• _Exercise prompt_: Print the lines of the records below verbatim, from the line containing "privacy-link[interactable]: Privacy Policy" through the line containing "coin-tag[interactable]: efl [1568,801,1591,818]".

══════════

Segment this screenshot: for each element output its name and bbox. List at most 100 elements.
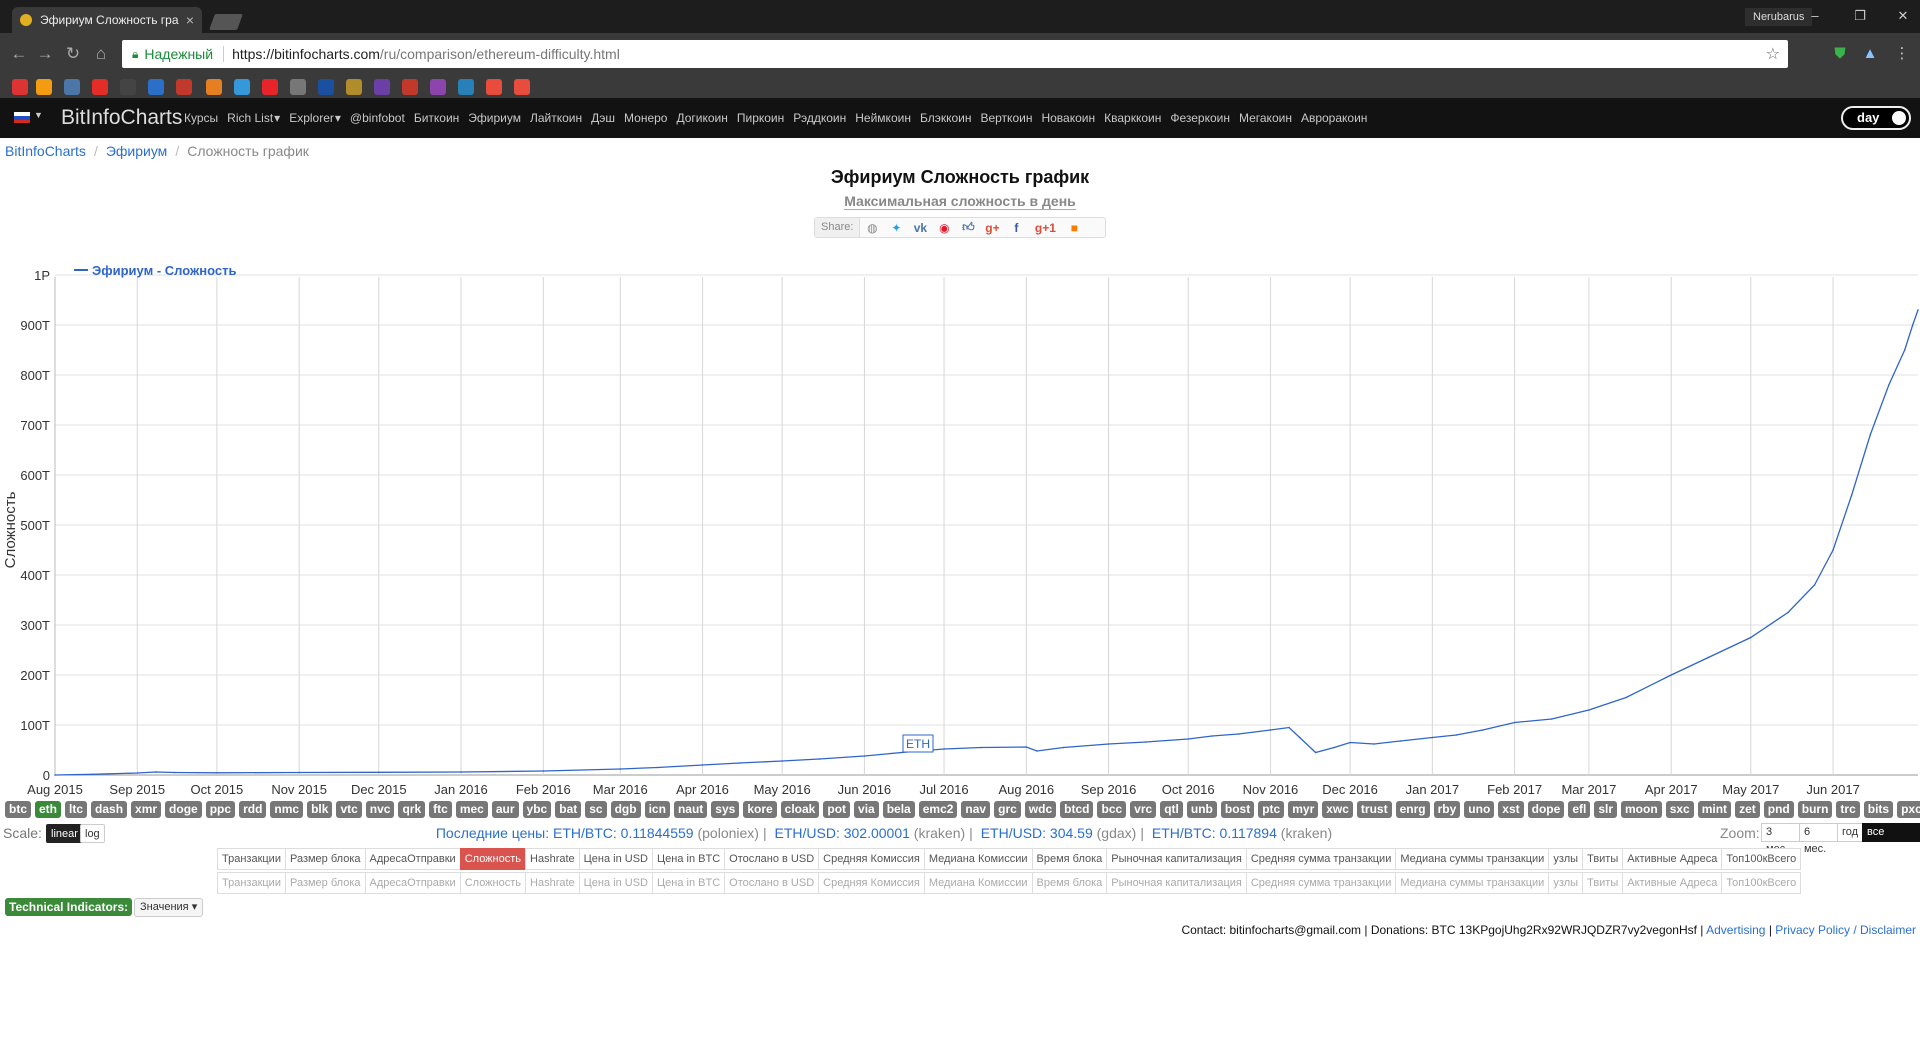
privacy-link[interactable]: Privacy Policy / Disclaimer [1775,923,1916,937]
metric-tab[interactable]: Отослано в USD [724,872,820,894]
vk-icon[interactable]: vk [908,221,932,235]
coin-tag[interactable]: vrc [1130,801,1157,818]
coin-tag[interactable]: pnd [1763,801,1794,818]
coin-tag[interactable]: uno [1464,801,1495,818]
russian-flag-icon[interactable] [14,112,30,123]
metric-tab[interactable]: Сложность [459,872,527,894]
metric-tab[interactable]: Твиты [1582,872,1624,894]
coin-tag[interactable]: efl [1568,801,1591,818]
coin-tag[interactable]: via [854,801,879,818]
metric-tab[interactable]: Активные Адреса [1622,872,1723,894]
values-select[interactable]: Значения ▾ [134,898,204,917]
chevron-down-icon[interactable]: ▼ [34,110,43,120]
zoom-year-button[interactable]: год [1836,823,1864,842]
coin-tag[interactable]: sys [711,801,740,818]
metric-tab[interactable]: Транзакции [217,848,286,870]
bookmark-star-icon[interactable]: ☆ [1766,44,1780,64]
eth-annotation[interactable]: ETH [902,734,934,753]
metric-tab[interactable]: Размер блока [284,872,366,894]
drop-extension-icon[interactable]: ▲ [1858,42,1882,66]
weibo-icon[interactable]: ◉ [932,221,956,235]
coin-tag[interactable]: rby [1433,801,1461,818]
bookmark-mail-icon[interactable] [36,79,52,95]
site-brand[interactable]: BitInfoCharts [61,106,182,130]
close-tab-icon[interactable]: × [186,12,194,28]
metric-tab[interactable]: Средняя сумма транзакции [1245,848,1397,870]
bookmark-icon[interactable] [486,79,502,95]
coin-tag[interactable]: myr [1288,801,1319,818]
coin-tag[interactable]: mec [455,801,488,818]
metric-tab[interactable]: Средняя сумма транзакции [1245,872,1397,894]
coin-tag[interactable]: aur [491,801,519,818]
back-icon[interactable]: ← [8,43,30,65]
metric-tab[interactable]: Размер блока [284,848,366,870]
nav-link[interactable]: Догикоин [676,111,727,125]
nav-link[interactable]: Лайткоин [530,111,582,125]
nav-link[interactable]: Верткоин [980,111,1032,125]
coin-tag[interactable]: zet [1735,801,1760,818]
browser-tab[interactable]: Эфириум Сложность гра × [12,7,202,33]
coin-tag[interactable]: eth [35,801,61,818]
coin-tag[interactable]: nmc [270,801,304,818]
metric-tab[interactable]: Медиана суммы транзакции [1395,848,1550,870]
bookmark-icon[interactable] [374,79,390,95]
metric-tab[interactable]: АдресаОтправки [364,848,461,870]
forward-icon[interactable]: → [34,43,56,65]
metric-tab[interactable]: Медиана Комиссии [923,872,1033,894]
nav-link[interactable]: Монеро [624,111,667,125]
metric-tab[interactable]: Отослано в USD [724,848,820,870]
nav-link[interactable]: @binfobot [350,111,405,125]
nav-link[interactable]: Дэш [591,111,615,125]
metric-tab[interactable]: Цена in USD [578,872,654,894]
nav-link[interactable]: Биткоин [414,111,459,125]
url-text[interactable]: https://bitinfocharts.com/ru/comparison/… [232,46,620,62]
coin-tag[interactable]: unb [1186,801,1217,818]
bookmark-icon[interactable] [346,79,362,95]
like-icon[interactable]: 👍︎ [956,220,980,235]
advertising-link[interactable]: Advertising [1706,923,1765,937]
coin-tag[interactable]: xwc [1322,801,1353,818]
coin-tag[interactable]: qtl [1160,801,1183,818]
bookmark-icon[interactable] [290,79,306,95]
coin-tag[interactable]: grc [994,801,1021,818]
metric-tab[interactable]: Твиты [1582,848,1624,870]
coin-tag[interactable]: sc [585,801,607,818]
bookmark-icon[interactable] [402,79,418,95]
bookmark-icon[interactable] [206,79,222,95]
metric-tab[interactable]: Рыночная капитализация [1106,848,1247,870]
metric-tab[interactable]: Сложность [459,848,527,870]
metric-tab[interactable]: Транзакции [217,872,286,894]
nav-link[interactable]: Пиркоин [737,111,784,125]
bookmark-icon[interactable] [458,79,474,95]
nav-link[interactable]: Rich List [227,111,273,125]
metric-tab[interactable]: узлы [1548,872,1584,894]
coin-tag[interactable]: bits [1863,801,1894,818]
coin-tag[interactable]: ybc [522,801,552,818]
coin-tag[interactable]: emc2 [918,801,958,818]
coin-tag[interactable]: bat [555,801,582,818]
bookmark-icon[interactable] [148,79,164,95]
coin-tag[interactable]: naut [673,801,708,818]
bookmark-vk-icon[interactable] [64,79,80,95]
metric-tab[interactable]: Топ100кВсего [1721,848,1802,870]
metric-tab[interactable]: АдресаОтправки [364,872,461,894]
coin-tag[interactable]: bost [1220,801,1255,818]
price-pair[interactable]: ETH/USD: 302.00001 [775,825,910,841]
metric-tab[interactable]: Медиана суммы транзакции [1395,872,1550,894]
breadcrumb-section[interactable]: Эфириум [106,143,167,159]
coin-tag[interactable]: qrk [398,801,426,818]
page-subtitle[interactable]: Максимальная сложность в день [0,193,1920,210]
price-pair[interactable]: ETH/USD: 304.59 [981,825,1093,841]
coin-tag[interactable]: moon [1621,801,1662,818]
coin-tag[interactable]: btcd [1060,801,1094,818]
difficulty-chart[interactable]: 0100T200T300T400T500T600T700T800T900T1P … [0,255,1920,800]
coin-tag[interactable]: trust [1356,801,1392,818]
zoom-3m-button[interactable]: 3 мес. [1761,823,1800,855]
coin-tag[interactable]: doge [165,801,202,818]
nav-link[interactable]: Блэккоин [920,111,972,125]
coin-tag[interactable]: bcc [1097,801,1127,818]
coin-tag[interactable]: bela [882,801,915,818]
coin-tag[interactable]: mint [1697,801,1732,818]
bookmark-icon[interactable] [262,79,278,95]
blogger-icon[interactable]: ■ [1062,221,1086,235]
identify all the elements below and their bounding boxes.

══════════

• _Completed task_:
privacy-link[interactable]: Privacy Policy / Disclaimer [1775,923,1916,937]
metric-tab[interactable]: Отослано в USD [724,872,820,894]
vk-icon[interactable]: vk [908,221,932,235]
coin-tag[interactable]: vrc [1130,801,1157,818]
coin-tag[interactable]: pnd [1763,801,1794,818]
coin-tag[interactable]: uno [1464,801,1495,818]
russian-flag-icon[interactable] [14,112,30,123]
metric-tab[interactable]: Сложность [459,872,527,894]
metric-tab[interactable]: Твиты [1582,872,1624,894]
coin-tag[interactable]: efl [1568,801,1591,818]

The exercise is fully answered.